**Do this**:
Don't copy the pictures; return every other part of the records exactly.

## BEGIN Rows

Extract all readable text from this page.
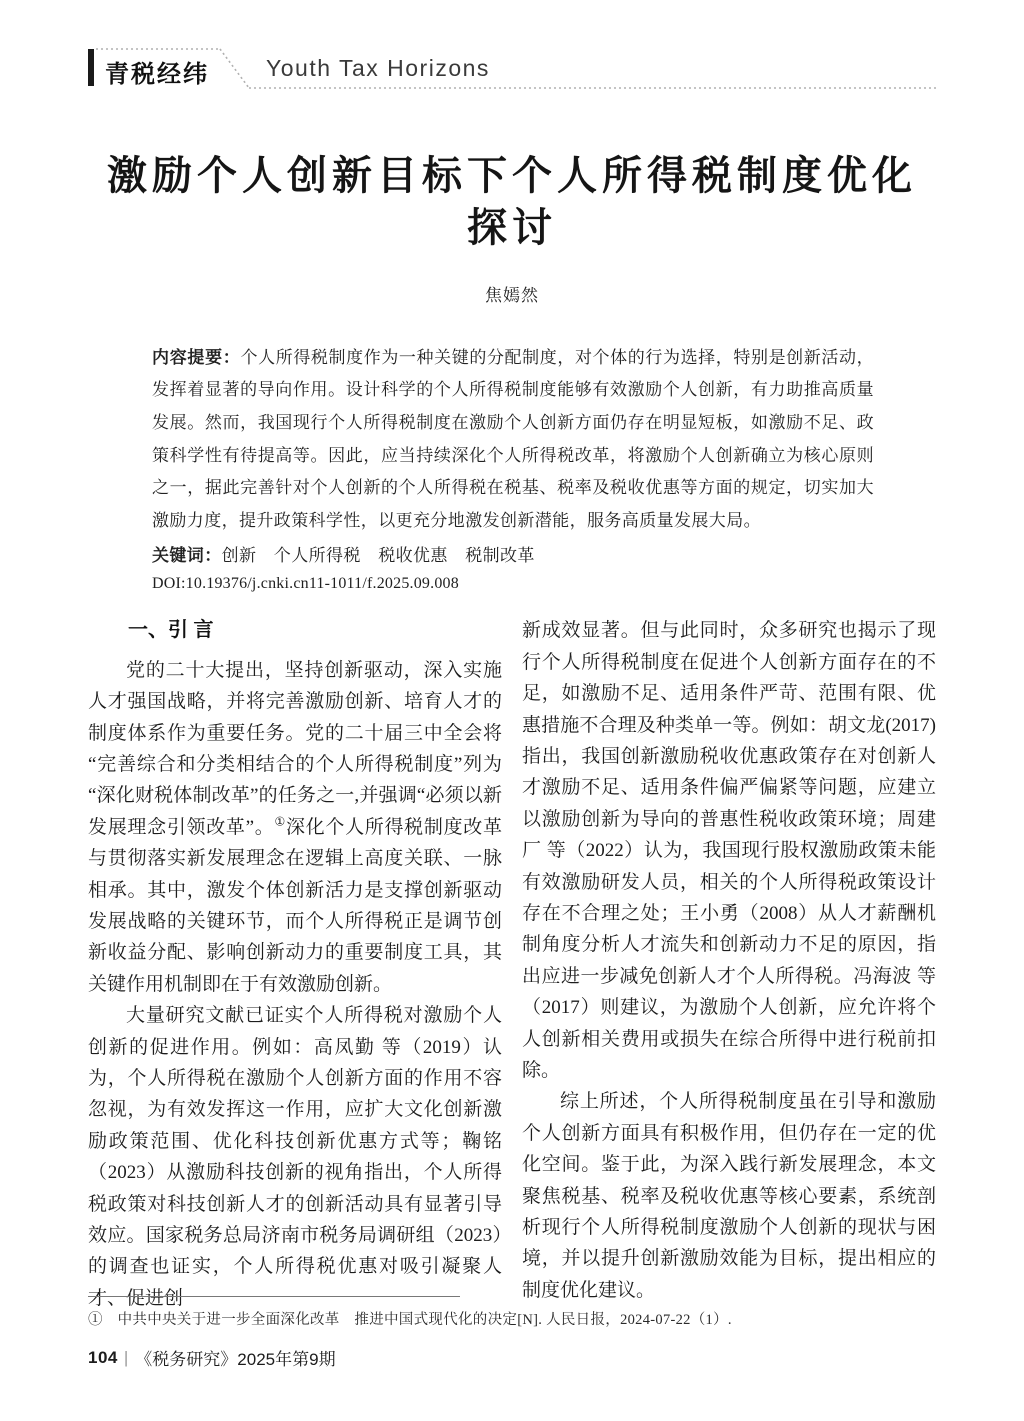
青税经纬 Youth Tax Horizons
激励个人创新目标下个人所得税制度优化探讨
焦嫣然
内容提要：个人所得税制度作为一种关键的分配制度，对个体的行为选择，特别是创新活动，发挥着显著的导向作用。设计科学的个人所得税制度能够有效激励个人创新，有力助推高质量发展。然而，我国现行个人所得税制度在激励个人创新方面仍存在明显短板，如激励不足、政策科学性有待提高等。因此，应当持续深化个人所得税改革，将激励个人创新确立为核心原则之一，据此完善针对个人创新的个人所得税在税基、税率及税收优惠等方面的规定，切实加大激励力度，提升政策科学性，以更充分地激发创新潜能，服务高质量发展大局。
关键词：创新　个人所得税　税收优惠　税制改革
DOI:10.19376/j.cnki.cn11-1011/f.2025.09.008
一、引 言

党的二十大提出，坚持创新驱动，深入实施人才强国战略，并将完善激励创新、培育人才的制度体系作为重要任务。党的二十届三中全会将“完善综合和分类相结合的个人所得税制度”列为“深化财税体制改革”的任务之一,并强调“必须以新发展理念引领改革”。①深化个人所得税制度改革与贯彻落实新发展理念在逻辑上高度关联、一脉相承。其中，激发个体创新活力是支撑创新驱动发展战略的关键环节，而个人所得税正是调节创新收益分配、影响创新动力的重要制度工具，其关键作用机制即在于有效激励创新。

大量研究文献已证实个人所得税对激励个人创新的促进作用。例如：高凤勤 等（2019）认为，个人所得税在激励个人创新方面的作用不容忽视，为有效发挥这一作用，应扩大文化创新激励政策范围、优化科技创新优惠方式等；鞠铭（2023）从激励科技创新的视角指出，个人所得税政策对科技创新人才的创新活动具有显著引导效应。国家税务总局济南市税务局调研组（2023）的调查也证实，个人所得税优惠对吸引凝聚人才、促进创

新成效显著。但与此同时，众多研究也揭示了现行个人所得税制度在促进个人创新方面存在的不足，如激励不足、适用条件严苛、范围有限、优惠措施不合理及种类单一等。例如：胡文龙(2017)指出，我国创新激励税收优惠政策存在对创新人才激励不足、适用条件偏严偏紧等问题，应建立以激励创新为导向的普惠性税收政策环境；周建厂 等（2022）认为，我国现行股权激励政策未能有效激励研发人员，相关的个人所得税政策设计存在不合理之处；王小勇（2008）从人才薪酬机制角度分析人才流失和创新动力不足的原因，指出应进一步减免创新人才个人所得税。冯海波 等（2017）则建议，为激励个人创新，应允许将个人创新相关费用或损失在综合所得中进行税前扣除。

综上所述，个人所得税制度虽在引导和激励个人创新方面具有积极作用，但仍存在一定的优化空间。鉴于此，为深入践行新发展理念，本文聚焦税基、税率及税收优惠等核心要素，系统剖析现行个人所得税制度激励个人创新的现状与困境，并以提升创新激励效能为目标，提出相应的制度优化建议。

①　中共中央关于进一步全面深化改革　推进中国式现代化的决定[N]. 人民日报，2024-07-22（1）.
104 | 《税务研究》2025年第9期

## END Rows

**Reply**:
Extract all readable text from this page.
青税经纬 Youth Tax Horizons
激励个人创新目标下个人所得税制度优化探讨
焦嫣然
内容提要：个人所得税制度作为一种关键的分配制度，对个体的行为选择，特别是创新活动，发挥着显著的导向作用。设计科学的个人所得税制度能够有效激励个人创新，有力助推高质量发展。然而，我国现行个人所得税制度在激励个人创新方面仍存在明显短板，如激励不足、政策科学性有待提高等。因此，应当持续深化个人所得税改革，将激励个人创新确立为核心原则之一，据此完善针对个人创新的个人所得税在税基、税率及税收优惠等方面的规定，切实加大激励力度，提升政策科学性，以更充分地激发创新潜能，服务高质量发展大局。
关键词：创新　个人所得税　税收优惠　税制改革
DOI:10.19376/j.cnki.cn11-1011/f.2025.09.008
一、引 言

党的二十大提出，坚持创新驱动，深入实施人才强国战略，并将完善激励创新、培育人才的制度体系作为重要任务。党的二十届三中全会将“完善综合和分类相结合的个人所得税制度”列为“深化财税体制改革”的任务之一,并强调“必须以新发展理念引领改革”。①深化个人所得税制度改革与贯彻落实新发展理念在逻辑上高度关联、一脉相承。其中，激发个体创新活力是支撑创新驱动发展战略的关键环节，而个人所得税正是调节创新收益分配、影响创新动力的重要制度工具，其关键作用机制即在于有效激励创新。

大量研究文献已证实个人所得税对激励个人创新的促进作用。例如：高凤勤 等（2019）认为，个人所得税在激励个人创新方面的作用不容忽视，为有效发挥这一作用，应扩大文化创新激励政策范围、优化科技创新优惠方式等；鞠铭（2023）从激励科技创新的视角指出，个人所得税政策对科技创新人才的创新活动具有显著引导效应。国家税务总局济南市税务局调研组（2023）的调查也证实，个人所得税优惠对吸引凝聚人才、促进创

新成效显著。但与此同时，众多研究也揭示了现行个人所得税制度在促进个人创新方面存在的不足，如激励不足、适用条件严苛、范围有限、优惠措施不合理及种类单一等。例如：胡文龙(2017)指出，我国创新激励税收优惠政策存在对创新人才激励不足、适用条件偏严偏紧等问题，应建立以激励创新为导向的普惠性税收政策环境；周建厂 等（2022）认为，我国现行股权激励政策未能有效激励研发人员，相关的个人所得税政策设计存在不合理之处；王小勇（2008）从人才薪酬机制角度分析人才流失和创新动力不足的原因，指出应进一步减免创新人才个人所得税。冯海波 等（2017）则建议，为激励个人创新，应允许将个人创新相关费用或损失在综合所得中进行税前扣除。

综上所述，个人所得税制度虽在引导和激励个人创新方面具有积极作用，但仍存在一定的优化空间。鉴于此，为深入践行新发展理念，本文聚焦税基、税率及税收优惠等核心要素，系统剖析现行个人所得税制度激励个人创新的现状与困境，并以提升创新激励效能为目标，提出相应的制度优化建议。

①　中共中央关于进一步全面深化改革　推进中国式现代化的决定[N]. 人民日报，2024-07-22（1）.
104 | 《税务研究》2025年第9期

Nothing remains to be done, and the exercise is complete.